+++ Records for the task +++

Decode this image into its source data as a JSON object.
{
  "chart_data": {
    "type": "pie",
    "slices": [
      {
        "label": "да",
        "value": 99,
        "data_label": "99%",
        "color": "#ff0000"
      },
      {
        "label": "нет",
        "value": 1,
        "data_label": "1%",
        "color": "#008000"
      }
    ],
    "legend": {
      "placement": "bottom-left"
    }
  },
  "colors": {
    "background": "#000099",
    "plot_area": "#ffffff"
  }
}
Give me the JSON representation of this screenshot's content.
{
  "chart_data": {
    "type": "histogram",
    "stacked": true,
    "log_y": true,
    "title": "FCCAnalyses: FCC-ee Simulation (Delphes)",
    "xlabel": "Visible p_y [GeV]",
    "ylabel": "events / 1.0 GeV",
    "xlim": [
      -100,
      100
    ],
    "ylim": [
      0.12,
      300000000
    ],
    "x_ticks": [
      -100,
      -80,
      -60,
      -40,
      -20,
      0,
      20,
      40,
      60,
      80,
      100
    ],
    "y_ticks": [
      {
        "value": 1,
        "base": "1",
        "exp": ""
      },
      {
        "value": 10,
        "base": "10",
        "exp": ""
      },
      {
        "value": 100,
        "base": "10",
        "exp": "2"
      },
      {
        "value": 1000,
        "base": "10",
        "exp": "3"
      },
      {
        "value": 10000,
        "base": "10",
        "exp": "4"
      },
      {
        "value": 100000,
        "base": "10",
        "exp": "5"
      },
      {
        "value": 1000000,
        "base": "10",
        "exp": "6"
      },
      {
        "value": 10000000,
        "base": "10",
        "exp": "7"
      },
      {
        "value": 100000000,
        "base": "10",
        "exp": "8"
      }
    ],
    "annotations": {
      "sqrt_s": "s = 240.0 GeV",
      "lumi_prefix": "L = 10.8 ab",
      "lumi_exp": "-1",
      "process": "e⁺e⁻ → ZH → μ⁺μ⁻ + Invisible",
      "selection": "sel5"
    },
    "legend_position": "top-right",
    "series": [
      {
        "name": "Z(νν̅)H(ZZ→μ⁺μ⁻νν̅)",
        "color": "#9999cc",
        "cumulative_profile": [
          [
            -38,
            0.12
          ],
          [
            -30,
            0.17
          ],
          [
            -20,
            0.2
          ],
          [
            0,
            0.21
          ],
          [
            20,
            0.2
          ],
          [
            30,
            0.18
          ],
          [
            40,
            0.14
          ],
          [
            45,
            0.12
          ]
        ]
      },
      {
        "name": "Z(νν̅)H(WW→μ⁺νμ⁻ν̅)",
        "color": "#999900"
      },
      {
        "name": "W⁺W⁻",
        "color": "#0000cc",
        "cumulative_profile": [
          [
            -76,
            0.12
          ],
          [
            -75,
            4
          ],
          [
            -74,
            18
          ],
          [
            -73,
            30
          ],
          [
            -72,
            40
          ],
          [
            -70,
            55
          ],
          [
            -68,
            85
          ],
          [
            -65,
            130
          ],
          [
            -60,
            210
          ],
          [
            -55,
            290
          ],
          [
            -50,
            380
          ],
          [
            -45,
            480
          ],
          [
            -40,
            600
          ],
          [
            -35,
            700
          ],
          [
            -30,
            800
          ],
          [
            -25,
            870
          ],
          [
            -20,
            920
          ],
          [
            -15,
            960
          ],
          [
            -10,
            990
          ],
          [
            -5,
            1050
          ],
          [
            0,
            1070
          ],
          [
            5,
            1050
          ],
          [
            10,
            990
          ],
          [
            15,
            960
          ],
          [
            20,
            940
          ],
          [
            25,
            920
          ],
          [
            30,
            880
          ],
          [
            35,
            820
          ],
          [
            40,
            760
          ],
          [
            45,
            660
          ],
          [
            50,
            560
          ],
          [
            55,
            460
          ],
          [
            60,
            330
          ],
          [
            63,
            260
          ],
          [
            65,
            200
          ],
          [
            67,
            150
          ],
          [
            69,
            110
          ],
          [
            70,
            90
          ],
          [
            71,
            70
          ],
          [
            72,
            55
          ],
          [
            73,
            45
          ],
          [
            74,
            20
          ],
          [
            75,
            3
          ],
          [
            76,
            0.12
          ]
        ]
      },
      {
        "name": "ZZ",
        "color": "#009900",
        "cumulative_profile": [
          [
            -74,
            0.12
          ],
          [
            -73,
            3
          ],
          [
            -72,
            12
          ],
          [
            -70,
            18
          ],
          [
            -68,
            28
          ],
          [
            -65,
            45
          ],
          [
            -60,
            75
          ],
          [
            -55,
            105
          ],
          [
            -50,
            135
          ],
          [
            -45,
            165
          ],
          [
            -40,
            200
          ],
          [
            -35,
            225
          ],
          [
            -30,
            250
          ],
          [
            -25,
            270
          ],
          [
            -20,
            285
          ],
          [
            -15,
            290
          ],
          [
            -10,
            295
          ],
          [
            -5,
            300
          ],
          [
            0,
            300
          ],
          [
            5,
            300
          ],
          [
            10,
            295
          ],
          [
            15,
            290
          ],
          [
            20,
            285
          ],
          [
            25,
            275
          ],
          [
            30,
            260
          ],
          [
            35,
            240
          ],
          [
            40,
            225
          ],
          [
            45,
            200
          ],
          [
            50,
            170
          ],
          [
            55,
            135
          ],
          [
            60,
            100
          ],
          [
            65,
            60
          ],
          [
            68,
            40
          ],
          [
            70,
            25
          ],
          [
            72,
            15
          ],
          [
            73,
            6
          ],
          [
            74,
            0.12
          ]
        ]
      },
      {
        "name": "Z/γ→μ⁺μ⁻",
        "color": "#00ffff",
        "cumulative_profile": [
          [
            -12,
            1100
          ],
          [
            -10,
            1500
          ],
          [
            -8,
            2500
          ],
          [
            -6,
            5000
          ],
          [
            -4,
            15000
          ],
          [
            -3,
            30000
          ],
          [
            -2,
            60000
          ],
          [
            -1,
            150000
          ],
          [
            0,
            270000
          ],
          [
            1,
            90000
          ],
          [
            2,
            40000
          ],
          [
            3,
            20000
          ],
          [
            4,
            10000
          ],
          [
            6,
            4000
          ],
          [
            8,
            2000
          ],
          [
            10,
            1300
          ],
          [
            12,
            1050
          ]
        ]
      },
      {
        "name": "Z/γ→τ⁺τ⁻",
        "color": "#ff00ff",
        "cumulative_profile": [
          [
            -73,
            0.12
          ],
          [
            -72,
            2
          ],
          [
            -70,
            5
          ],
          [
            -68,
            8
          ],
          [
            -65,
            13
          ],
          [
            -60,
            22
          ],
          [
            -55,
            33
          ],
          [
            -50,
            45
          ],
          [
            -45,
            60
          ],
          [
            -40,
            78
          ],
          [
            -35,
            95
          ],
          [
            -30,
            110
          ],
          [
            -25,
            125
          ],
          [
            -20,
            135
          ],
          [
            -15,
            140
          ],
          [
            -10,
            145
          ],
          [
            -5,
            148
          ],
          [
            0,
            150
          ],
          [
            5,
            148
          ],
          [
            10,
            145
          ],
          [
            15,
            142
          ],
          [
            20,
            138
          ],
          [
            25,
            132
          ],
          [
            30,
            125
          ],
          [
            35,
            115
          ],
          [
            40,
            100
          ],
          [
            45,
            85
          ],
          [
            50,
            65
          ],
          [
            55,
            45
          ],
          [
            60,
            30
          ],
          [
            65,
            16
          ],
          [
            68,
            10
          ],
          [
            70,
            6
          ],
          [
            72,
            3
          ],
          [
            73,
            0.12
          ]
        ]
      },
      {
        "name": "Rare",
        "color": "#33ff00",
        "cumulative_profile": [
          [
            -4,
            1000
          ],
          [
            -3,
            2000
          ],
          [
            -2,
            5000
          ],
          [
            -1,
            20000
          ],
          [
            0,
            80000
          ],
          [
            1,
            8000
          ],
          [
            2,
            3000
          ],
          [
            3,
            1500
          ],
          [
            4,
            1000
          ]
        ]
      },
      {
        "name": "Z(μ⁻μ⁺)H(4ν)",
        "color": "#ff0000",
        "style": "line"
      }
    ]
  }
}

+++

What the task asks:
Gather from the records above every line containing the string "value".

Solution for this problem:
        "value": 99,
        "value": 1,
        "value": 1,
        "value": 10,
        "value": 100,
        "value": 1000,
        "value": 10000,
        "value": 100000,
        "value": 1000000,
        "value": 10000000,
        "value": 100000000,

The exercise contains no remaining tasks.